* [What is expected]: Restate the entries below word for word, omitting nothing.

[Extracted data entries]
--------------------

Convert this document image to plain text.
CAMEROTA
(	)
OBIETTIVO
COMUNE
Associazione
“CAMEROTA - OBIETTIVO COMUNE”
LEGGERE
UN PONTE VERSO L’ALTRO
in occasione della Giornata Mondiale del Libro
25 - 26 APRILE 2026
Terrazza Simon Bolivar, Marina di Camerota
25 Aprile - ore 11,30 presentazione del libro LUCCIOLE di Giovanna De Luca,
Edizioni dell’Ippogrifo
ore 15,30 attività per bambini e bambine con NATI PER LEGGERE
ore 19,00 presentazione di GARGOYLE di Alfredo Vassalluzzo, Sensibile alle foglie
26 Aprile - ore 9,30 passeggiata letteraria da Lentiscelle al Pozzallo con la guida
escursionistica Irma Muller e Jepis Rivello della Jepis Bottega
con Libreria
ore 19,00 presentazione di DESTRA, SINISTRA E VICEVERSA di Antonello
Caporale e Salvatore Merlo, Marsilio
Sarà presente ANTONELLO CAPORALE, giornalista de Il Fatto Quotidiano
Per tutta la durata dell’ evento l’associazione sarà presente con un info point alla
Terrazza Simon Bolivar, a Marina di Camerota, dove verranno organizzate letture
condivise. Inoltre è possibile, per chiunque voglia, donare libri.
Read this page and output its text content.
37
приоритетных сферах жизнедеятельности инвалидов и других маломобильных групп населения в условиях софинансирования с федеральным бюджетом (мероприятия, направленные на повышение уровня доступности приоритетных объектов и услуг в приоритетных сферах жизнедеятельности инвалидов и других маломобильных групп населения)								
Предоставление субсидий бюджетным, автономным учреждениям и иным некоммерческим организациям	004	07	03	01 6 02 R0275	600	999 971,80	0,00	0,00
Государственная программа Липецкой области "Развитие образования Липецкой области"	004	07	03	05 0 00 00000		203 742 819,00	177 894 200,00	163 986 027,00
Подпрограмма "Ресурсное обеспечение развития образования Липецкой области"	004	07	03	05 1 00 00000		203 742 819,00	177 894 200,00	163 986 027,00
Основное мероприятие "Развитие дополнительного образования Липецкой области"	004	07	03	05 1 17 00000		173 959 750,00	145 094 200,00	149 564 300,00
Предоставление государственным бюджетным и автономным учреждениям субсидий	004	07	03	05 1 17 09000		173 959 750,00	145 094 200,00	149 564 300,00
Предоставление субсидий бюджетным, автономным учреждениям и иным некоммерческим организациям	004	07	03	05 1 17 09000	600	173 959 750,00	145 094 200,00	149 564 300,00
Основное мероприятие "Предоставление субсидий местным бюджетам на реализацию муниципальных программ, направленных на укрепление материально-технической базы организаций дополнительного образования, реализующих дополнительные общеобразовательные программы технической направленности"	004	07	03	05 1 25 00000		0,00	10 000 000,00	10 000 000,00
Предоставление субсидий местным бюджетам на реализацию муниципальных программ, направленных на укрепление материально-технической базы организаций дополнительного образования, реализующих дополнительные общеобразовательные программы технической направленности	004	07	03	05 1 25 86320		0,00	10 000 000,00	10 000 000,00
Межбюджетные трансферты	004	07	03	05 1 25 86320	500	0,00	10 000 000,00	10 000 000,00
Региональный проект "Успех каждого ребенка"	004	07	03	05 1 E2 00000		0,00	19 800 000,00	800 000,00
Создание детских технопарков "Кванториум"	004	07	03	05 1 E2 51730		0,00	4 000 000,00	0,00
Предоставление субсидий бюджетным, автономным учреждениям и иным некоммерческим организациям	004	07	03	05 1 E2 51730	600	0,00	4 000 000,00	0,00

--------------------

* [Answer to the problem]:
Convert this document image to plain text.
CAMEROTA
(	)
OBIETTIVO
COMUNE
Associazione
“CAMEROTA - OBIETTIVO COMUNE”
LEGGERE
UN PONTE VERSO L’ALTRO
in occasione della Giornata Mondiale del Libro
25 - 26 APRILE 2026
Terrazza Simon Bolivar, Marina di Camerota
25 Aprile - ore 11,30 presentazione del libro LUCCIOLE di Giovanna De Luca,
Edizioni dell’Ippogrifo
ore 15,30 attività per bambini e bambine con NATI PER LEGGERE
ore 19,00 presentazione di GARGOYLE di Alfredo Vassalluzzo, Sensibile alle foglie
26 Aprile - ore 9,30 passeggiata letteraria da Lentiscelle al Pozzallo con la guida
escursionistica Irma Muller e Jepis Rivello della Jepis Bottega
con Libreria
ore 19,00 presentazione di DESTRA, SINISTRA E VICEVERSA di Antonello
Caporale e Salvatore Merlo, Marsilio
Sarà presente ANTONELLO CAPORALE, giornalista de Il Fatto Quotidiano
Per tutta la durata dell’ evento l’associazione sarà presente con un info point alla
Terrazza Simon Bolivar, a Marina di Camerota, dove verranno organizzate letture
condivise. Inoltre è possibile, per chiunque voglia, donare libri.
Read this page and output its text content.
37
приоритетных сферах жизнедеятельности инвалидов и других маломобильных групп населения в условиях софинансирования с федеральным бюджетом (мероприятия, направленные на повышение уровня доступности приоритетных объектов и услуг в приоритетных сферах жизнедеятельности инвалидов и других маломобильных групп населения)								
Предоставление субсидий бюджетным, автономным учреждениям и иным некоммерческим организациям	004	07	03	01 6 02 R0275	600	999 971,80	0,00	0,00
Государственная программа Липецкой области "Развитие образования Липецкой области"	004	07	03	05 0 00 00000		203 742 819,00	177 894 200,00	163 986 027,00
Подпрограмма "Ресурсное обеспечение развития образования Липецкой области"	004	07	03	05 1 00 00000		203 742 819,00	177 894 200,00	163 986 027,00
Основное мероприятие "Развитие дополнительного образования Липецкой области"	004	07	03	05 1 17 00000		173 959 750,00	145 094 200,00	149 564 300,00
Предоставление государственным бюджетным и автономным учреждениям субсидий	004	07	03	05 1 17 09000		173 959 750,00	145 094 200,00	149 564 300,00
Предоставление субсидий бюджетным, автономным учреждениям и иным некоммерческим организациям	004	07	03	05 1 17 09000	600	173 959 750,00	145 094 200,00	149 564 300,00
Основное мероприятие "Предоставление субсидий местным бюджетам на реализацию муниципальных программ, направленных на укрепление материально-технической базы организаций дополнительного образования, реализующих дополнительные общеобразовательные программы технической направленности"	004	07	03	05 1 25 00000		0,00	10 000 000,00	10 000 000,00
Предоставление субсидий местным бюджетам на реализацию муниципальных программ, направленных на укрепление материально-технической базы организаций дополнительного образования, реализующих дополнительные общеобразовательные программы технической направленности	004	07	03	05 1 25 86320		0,00	10 000 000,00	10 000 000,00
Межбюджетные трансферты	004	07	03	05 1 25 86320	500	0,00	10 000 000,00	10 000 000,00
Региональный проект "Успех каждого ребенка"	004	07	03	05 1 E2 00000		0,00	19 800 000,00	800 000,00
Создание детских технопарков "Кванториум"	004	07	03	05 1 E2 51730		0,00	4 000 000,00	0,00
Предоставление субсидий бюджетным, автономным учреждениям и иным некоммерческим организациям	004	07	03	05 1 E2 51730	600	0,00	4 000 000,00	0,00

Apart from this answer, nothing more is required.